- _WHAT THE TASK REQUIRES_: Write out the listing below exactly, and omit any images you find in it.

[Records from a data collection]
^^^^
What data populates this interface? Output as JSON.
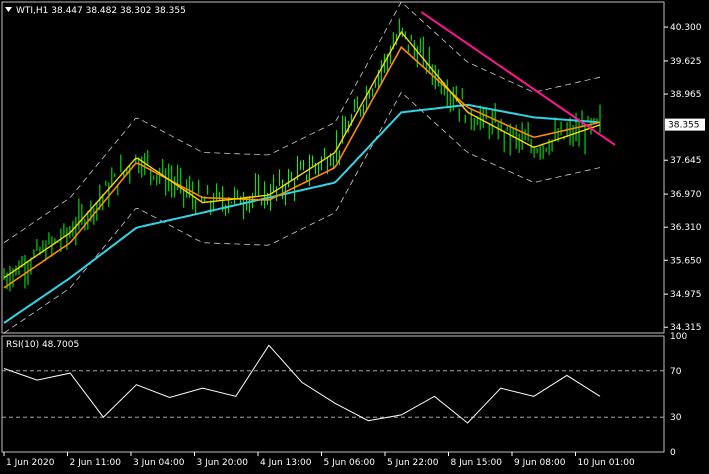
{
  "header": {
    "symbol_title": "WTI,H1",
    "ohlc": "38.447 38.482 38.302 38.355"
  },
  "rsi_panel": {
    "label": "RSI(10) 48.7005",
    "levels": [
      "100",
      "70",
      "30",
      "0"
    ]
  },
  "price_axis": {
    "ticks": [
      "40.300",
      "39.625",
      "38.965",
      "37.645",
      "36.970",
      "36.310",
      "35.650",
      "34.975",
      "34.315"
    ],
    "current_price": "38.355"
  },
  "time_axis": {
    "ticks": [
      "1 Jun 2020",
      "2 Jun 11:00",
      "3 Jun 04:00",
      "3 Jun 20:00",
      "4 Jun 13:00",
      "5 Jun 06:00",
      "5 Jun 22:00",
      "8 Jun 15:00",
      "9 Jun 08:00",
      "10 Jun 01:00"
    ]
  },
  "colors": {
    "background": "#000000",
    "axis": "#ffffff",
    "candles": "#00ff00",
    "ma_fast": "#ffd700",
    "ma_mid": "#ff8c00",
    "ma_slow": "#32d4e6",
    "bollinger": "#ffffff",
    "trendline": "#ff1493",
    "rsi": "#ffffff"
  },
  "chart_data": {
    "type": "line",
    "title": "WTI,H1",
    "x": [
      "1 Jun 2020",
      "2 Jun 11:00",
      "3 Jun 04:00",
      "3 Jun 20:00",
      "4 Jun 13:00",
      "5 Jun 06:00",
      "5 Jun 22:00",
      "8 Jun 15:00",
      "9 Jun 08:00",
      "10 Jun 01:00"
    ],
    "ylim": [
      34.2,
      40.8
    ],
    "series": [
      {
        "values": [
          35.3,
          36.2,
          37.7,
          36.8,
          36.95,
          37.8,
          40.2,
          38.6,
          37.9,
          38.35
        ]
      },
      {
        "values": [
          35.1,
          36.0,
          37.6,
          36.9,
          36.85,
          37.5,
          39.9,
          38.7,
          38.1,
          38.4
        ]
      },
      {
        "values": [
          34.4,
          35.3,
          36.3,
          36.6,
          36.9,
          37.2,
          38.6,
          38.75,
          38.5,
          38.4
        ]
      }
    ],
    "rsi": {
      "ylim": [
        0,
        100
      ],
      "levels": [
        70,
        30
      ],
      "values": [
        72,
        62,
        68,
        30,
        58,
        47,
        55,
        48,
        92,
        60,
        42,
        27,
        32,
        48,
        25,
        55,
        48,
        66,
        48
      ]
    },
    "trendline": {
      "from": [
        "5 Jun 22:00",
        40.6
      ],
      "to": [
        "10 Jun 01:00",
        37.95
      ]
    }
  }
}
^^^^
- _FINISHED EXERCISE_:
What data populates this interface? Output as JSON.
{
  "header": {
    "symbol_title": "WTI,H1",
    "ohlc": "38.447 38.482 38.302 38.355"
  },
  "rsi_panel": {
    "label": "RSI(10) 48.7005",
    "levels": [
      "100",
      "70",
      "30",
      "0"
    ]
  },
  "price_axis": {
    "ticks": [
      "40.300",
      "39.625",
      "38.965",
      "37.645",
      "36.970",
      "36.310",
      "35.650",
      "34.975",
      "34.315"
    ],
    "current_price": "38.355"
  },
  "time_axis": {
    "ticks": [
      "1 Jun 2020",
      "2 Jun 11:00",
      "3 Jun 04:00",
      "3 Jun 20:00",
      "4 Jun 13:00",
      "5 Jun 06:00",
      "5 Jun 22:00",
      "8 Jun 15:00",
      "9 Jun 08:00",
      "10 Jun 01:00"
    ]
  },
  "colors": {
    "background": "#000000",
    "axis": "#ffffff",
    "candles": "#00ff00",
    "ma_fast": "#ffd700",
    "ma_mid": "#ff8c00",
    "ma_slow": "#32d4e6",
    "bollinger": "#ffffff",
    "trendline": "#ff1493",
    "rsi": "#ffffff"
  },
  "chart_data": {
    "type": "line",
    "title": "WTI,H1",
    "x": [
      "1 Jun 2020",
      "2 Jun 11:00",
      "3 Jun 04:00",
      "3 Jun 20:00",
      "4 Jun 13:00",
      "5 Jun 06:00",
      "5 Jun 22:00",
      "8 Jun 15:00",
      "9 Jun 08:00",
      "10 Jun 01:00"
    ],
    "ylim": [
      34.2,
      40.8
    ],
    "series": [
      {
        "values": [
          35.3,
          36.2,
          37.7,
          36.8,
          36.95,
          37.8,
          40.2,
          38.6,
          37.9,
          38.35
        ]
      },
      {
        "values": [
          35.1,
          36.0,
          37.6,
          36.9,
          36.85,
          37.5,
          39.9,
          38.7,
          38.1,
          38.4
        ]
      },
      {
        "values": [
          34.4,
          35.3,
          36.3,
          36.6,
          36.9,
          37.2,
          38.6,
          38.75,
          38.5,
          38.4
        ]
      }
    ],
    "rsi": {
      "ylim": [
        0,
        100
      ],
      "levels": [
        70,
        30
      ],
      "values": [
        72,
        62,
        68,
        30,
        58,
        47,
        55,
        48,
        92,
        60,
        42,
        27,
        32,
        48,
        25,
        55,
        48,
        66,
        48
      ]
    },
    "trendline": {
      "from": [
        "5 Jun 22:00",
        40.6
      ],
      "to": [
        "10 Jun 01:00",
        37.95
      ]
    }
  }
}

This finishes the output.